Exercise data:
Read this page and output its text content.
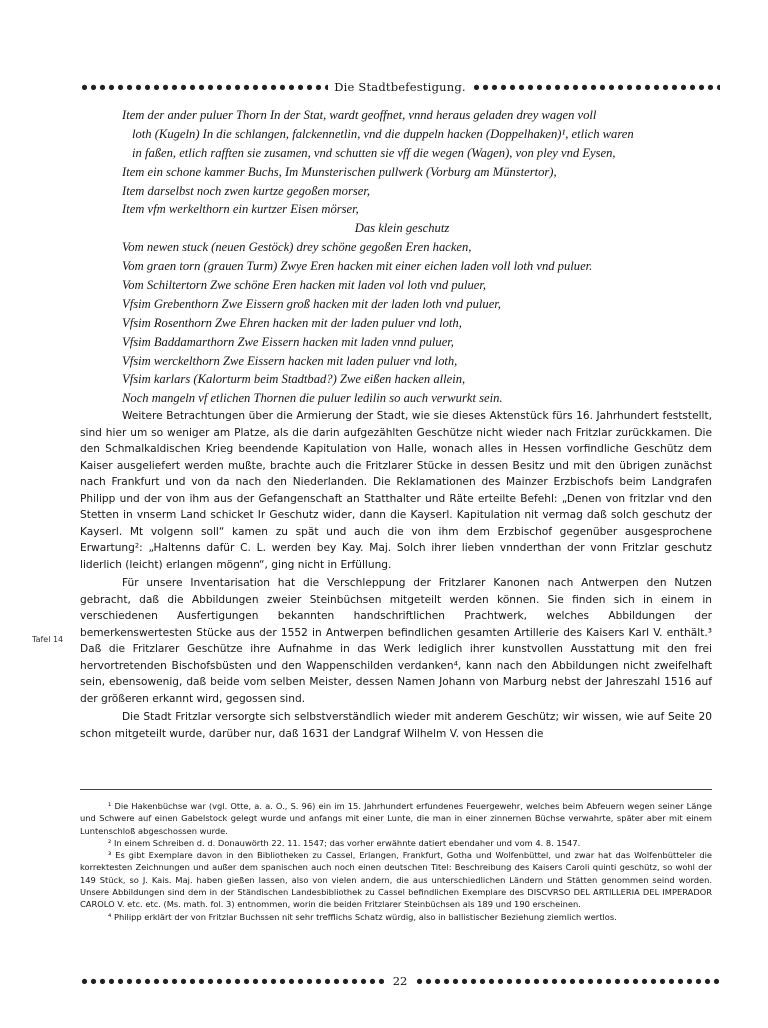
Die Stadtbefestigung.
Item der ander puluer Thorn In der Stat, wardt geoffnet, vnnd heraus geladen drey wagen voll
loth (Kugeln) In die schlangen, falckennetlin, vnd die duppeln hacken (Doppelhaken)¹, etlich waren
in faßen, etlich rafften sie zusamen, vnd schutten sie vff die wegen (Wagen), von pley vnd Eysen,
Item ein schone kammer Buchs, Im Munsterischen pullwerk (Vorburg am Münstertor),
Item darselbst noch zwen kurtze gegoßen morser,
Item vfm werkelthorn ein kurtzer Eisen mörser,
Das klein geschutz
Vom newen stuck (neuen Gestöck) drey schöne gegoßen Eren hacken,
Vom graen torn (grauen Turm) Zwye Eren hacken mit einer eichen laden voll loth vnd puluer.
Vom Schiltertorn Zwe schöne Eren hacken mit laden vol loth vnd puluer,
Vfsim Grebenthorn Zwe Eissern groß hacken mit der laden loth vnd puluer,
Vfsim Rosenthorn Zwe Ehren hacken mit der laden puluer vnd loth,
Vfsim Baddamarthorn Zwe Eissern hacken mit laden vnnd puluer,
Vfsim werckelthorn Zwe Eissern hacken mit laden puluer vnd loth,
Vfsim karlars (Kalorturm beim Stadtbad?) Zwe eißen hacken allein,
Noch mangeln vf etlichen Thornen die puluer ledilin so auch verwurkt sein.

Weitere Betrachtungen über die Armierung der Stadt, wie sie dieses Aktenstück fürs 16. Jahrhundert feststellt, sind hier um so weniger am Platze, als die darin aufgezählten Geschütze nicht wieder nach Fritzlar zurückkamen. Die den Schmalkaldischen Krieg beendende Kapitulation von Halle, wonach alles in Hessen vorfindliche Geschütz dem Kaiser ausgeliefert werden mußte, brachte auch die Fritzlarer Stücke in dessen Besitz und mit den übrigen zunächst nach Frankfurt und von da nach den Niederlanden. Die Reklamationen des Mainzer Erzbischofs beim Landgrafen Philipp und der von ihm aus der Gefangenschaft an Statthalter und Räte erteilte Befehl: „Denen von fritzlar vnd den Stetten in vnserm Land schicket Ir Geschutz wider, dann die Kayserl. Kapitulation nit vermag daß solch geschutz der Kayserl. Mt volgenn soll“ kamen zu spät und auch die von ihm dem Erzbischof gegenüber ausgesprochene Erwartung²: „Haltenns dafür C. L. werden bey Kay. Maj. Solch ihrer lieben vnnderthan der vonn Fritzlar geschutz liderlich (leicht) erlangen mögenn“, ging nicht in Erfüllung.

Für unsere Inventarisation hat die Verschleppung der Fritzlarer Kanonen nach Antwerpen den Nutzen gebracht, daß die Abbildungen zweier Steinbüchsen mitgeteilt werden können. Sie finden sich in einem in verschiedenen Ausfertigungen bekannten handschriftlichen Prachtwerk, welches Abbildungen der bemerkenswertesten Stücke aus der 1552 in Antwerpen befindlichen gesamten Artillerie des Kaisers Karl V. enthält.³ Daß die Fritzlarer Geschütze ihre Aufnahme in das Werk lediglich ihrer kunstvollen Ausstattung mit den frei hervortretenden Bischofsbüsten und den Wappenschilden verdanken⁴, kann nach den Abbildungen nicht zweifelhaft sein, ebensowenig, daß beide vom selben Meister, dessen Namen Johann von Marburg nebst der Jahreszahl 1516 auf der größeren erkannt wird, gegossen sind.

Die Stadt Fritzlar versorgte sich selbstverständlich wieder mit anderem Geschütz; wir wissen, wie auf Seite 20 schon mitgeteilt wurde, darüber nur, daß 1631 der Landgraf Wilhelm V. von Hessen die

Tafel 14

¹ Die Hakenbüchse war (vgl. Otte, a. a. O., S. 96) ein im 15. Jahrhundert erfundenes Feuergewehr, welches beim Abfeuern wegen seiner Länge und Schwere auf einen Gabelstock gelegt wurde und anfangs mit einer Lunte, die man in einer zinnernen Büchse verwahrte, später aber mit einem Luntenschloß abgeschossen wurde.

² In einem Schreiben d. d. Donauwörth 22. 11. 1547; das vorher erwähnte datiert ebendaher und vom 4. 8. 1547.

³ Es gibt Exemplare davon in den Bibliotheken zu Cassel, Erlangen, Frankfurt, Gotha und Wolfenbüttel, und zwar hat das Wolfenbütteler die korrektesten Zeichnungen und außer dem spanischen auch noch einen deutschen Titel: Beschreibung des Kaisers Caroli quinti geschütz, so wohl der 149 Stück, so J. Kais. Maj. haben gießen lassen, also von vielen andern, die aus unterschiedlichen Ländern und Stätten genommen seind worden. Unsere Abbildungen sind dem in der Ständischen Landesbibliothek zu Cassel befindlichen Exemplare des DISCVRSO DEL ARTILLERIA DEL IMPERADOR CAROLO V. etc. etc. (Ms. math. fol. 3) entnommen, worin die beiden Fritzlarer Steinbüchsen als 189 und 190 erscheinen.

⁴ Philipp erklärt der von Fritzlar Buchssen nit sehr trefflichs Schatz würdig, also in ballistischer Beziehung ziemlich wertlos.

22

Exercise requirements: Which lines in the records contain the word "gegoßen"? Copy each one.

Task output:
Item darselbst noch zwen kurtze gegoßen morser,
Vom newen stuck (neuen Gestöck) drey schöne gegoßen Eren hacken,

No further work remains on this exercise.